- **Exercise goal**
Without altering anything, output the material below.

(Collected data)
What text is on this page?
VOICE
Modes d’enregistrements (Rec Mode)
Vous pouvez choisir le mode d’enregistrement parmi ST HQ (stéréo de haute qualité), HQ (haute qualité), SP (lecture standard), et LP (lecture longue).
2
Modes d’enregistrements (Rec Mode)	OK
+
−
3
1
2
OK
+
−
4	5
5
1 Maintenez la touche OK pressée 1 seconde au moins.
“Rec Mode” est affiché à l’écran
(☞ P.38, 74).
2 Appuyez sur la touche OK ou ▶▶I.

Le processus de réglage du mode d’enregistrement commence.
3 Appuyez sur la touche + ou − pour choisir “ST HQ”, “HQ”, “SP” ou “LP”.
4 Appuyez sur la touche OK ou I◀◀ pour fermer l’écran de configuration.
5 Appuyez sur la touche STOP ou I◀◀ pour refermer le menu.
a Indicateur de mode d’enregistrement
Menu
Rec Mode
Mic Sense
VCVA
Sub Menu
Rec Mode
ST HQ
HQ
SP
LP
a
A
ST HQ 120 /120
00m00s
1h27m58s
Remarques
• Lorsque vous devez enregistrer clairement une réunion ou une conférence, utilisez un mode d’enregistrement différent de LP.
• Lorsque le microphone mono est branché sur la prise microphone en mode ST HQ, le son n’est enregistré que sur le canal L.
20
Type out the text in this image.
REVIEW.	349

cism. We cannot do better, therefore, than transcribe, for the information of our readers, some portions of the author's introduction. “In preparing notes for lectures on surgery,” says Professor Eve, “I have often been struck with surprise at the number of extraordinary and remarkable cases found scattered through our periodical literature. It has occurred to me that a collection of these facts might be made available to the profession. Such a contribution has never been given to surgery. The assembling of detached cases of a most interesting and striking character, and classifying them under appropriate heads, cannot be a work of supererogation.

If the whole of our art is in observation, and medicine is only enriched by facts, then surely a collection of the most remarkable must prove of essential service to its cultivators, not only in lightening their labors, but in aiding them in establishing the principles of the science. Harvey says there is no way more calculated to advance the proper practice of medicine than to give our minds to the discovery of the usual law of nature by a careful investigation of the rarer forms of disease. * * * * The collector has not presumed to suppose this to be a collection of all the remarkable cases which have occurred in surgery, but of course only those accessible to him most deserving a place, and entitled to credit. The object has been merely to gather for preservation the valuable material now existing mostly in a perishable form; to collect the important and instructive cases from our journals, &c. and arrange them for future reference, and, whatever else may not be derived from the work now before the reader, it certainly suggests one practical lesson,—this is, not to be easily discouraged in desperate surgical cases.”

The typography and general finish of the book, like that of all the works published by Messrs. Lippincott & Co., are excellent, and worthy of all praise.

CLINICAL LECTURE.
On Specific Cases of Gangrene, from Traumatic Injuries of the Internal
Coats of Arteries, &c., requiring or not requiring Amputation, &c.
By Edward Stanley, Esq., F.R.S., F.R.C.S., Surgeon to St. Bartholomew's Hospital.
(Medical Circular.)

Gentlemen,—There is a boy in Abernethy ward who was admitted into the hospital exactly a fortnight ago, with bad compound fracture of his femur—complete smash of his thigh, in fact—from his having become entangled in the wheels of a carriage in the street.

- **Exercise result**
What text is on this page?
VOICE
Modes d’enregistrements (Rec Mode)
Vous pouvez choisir le mode d’enregistrement parmi ST HQ (stéréo de haute qualité), HQ (haute qualité), SP (lecture standard), et LP (lecture longue).
2
Modes d’enregistrements (Rec Mode)	OK
+
−
3
1
2
OK
+
−
4	5
5
1 Maintenez la touche OK pressée 1 seconde au moins.
“Rec Mode” est affiché à l’écran
(☞ P.38, 74).
2 Appuyez sur la touche OK ou ▶▶I.

Le processus de réglage du mode d’enregistrement commence.
3 Appuyez sur la touche + ou − pour choisir “ST HQ”, “HQ”, “SP” ou “LP”.
4 Appuyez sur la touche OK ou I◀◀ pour fermer l’écran de configuration.
5 Appuyez sur la touche STOP ou I◀◀ pour refermer le menu.
a Indicateur de mode d’enregistrement
Menu
Rec Mode
Mic Sense
VCVA
Sub Menu
Rec Mode
ST HQ
HQ
SP
LP
a
A
ST HQ 120 /120
00m00s
1h27m58s
Remarques
• Lorsque vous devez enregistrer clairement une réunion ou une conférence, utilisez un mode d’enregistrement différent de LP.
• Lorsque le microphone mono est branché sur la prise microphone en mode ST HQ, le son n’est enregistré que sur le canal L.
20
Type out the text in this image.
REVIEW.	349

cism. We cannot do better, therefore, than transcribe, for the information of our readers, some portions of the author's introduction. “In preparing notes for lectures on surgery,” says Professor Eve, “I have often been struck with surprise at the number of extraordinary and remarkable cases found scattered through our periodical literature. It has occurred to me that a collection of these facts might be made available to the profession. Such a contribution has never been given to surgery. The assembling of detached cases of a most interesting and striking character, and classifying them under appropriate heads, cannot be a work of supererogation.

If the whole of our art is in observation, and medicine is only enriched by facts, then surely a collection of the most remarkable must prove of essential service to its cultivators, not only in lightening their labors, but in aiding them in establishing the principles of the science. Harvey says there is no way more calculated to advance the proper practice of medicine than to give our minds to the discovery of the usual law of nature by a careful investigation of the rarer forms of disease. * * * * The collector has not presumed to suppose this to be a collection of all the remarkable cases which have occurred in surgery, but of course only those accessible to him most deserving a place, and entitled to credit. The object has been merely to gather for preservation the valuable material now existing mostly in a perishable form; to collect the important and instructive cases from our journals, &c. and arrange them for future reference, and, whatever else may not be derived from the work now before the reader, it certainly suggests one practical lesson,—this is, not to be easily discouraged in desperate surgical cases.”

The typography and general finish of the book, like that of all the works published by Messrs. Lippincott & Co., are excellent, and worthy of all praise.

CLINICAL LECTURE.
On Specific Cases of Gangrene, from Traumatic Injuries of the Internal
Coats of Arteries, &c., requiring or not requiring Amputation, &c.
By Edward Stanley, Esq., F.R.S., F.R.C.S., Surgeon to St. Bartholomew's Hospital.
(Medical Circular.)

Gentlemen,—There is a boy in Abernethy ward who was admitted into the hospital exactly a fortnight ago, with bad compound fracture of his femur—complete smash of his thigh, in fact—from his having become entangled in the wheels of a carriage in the street.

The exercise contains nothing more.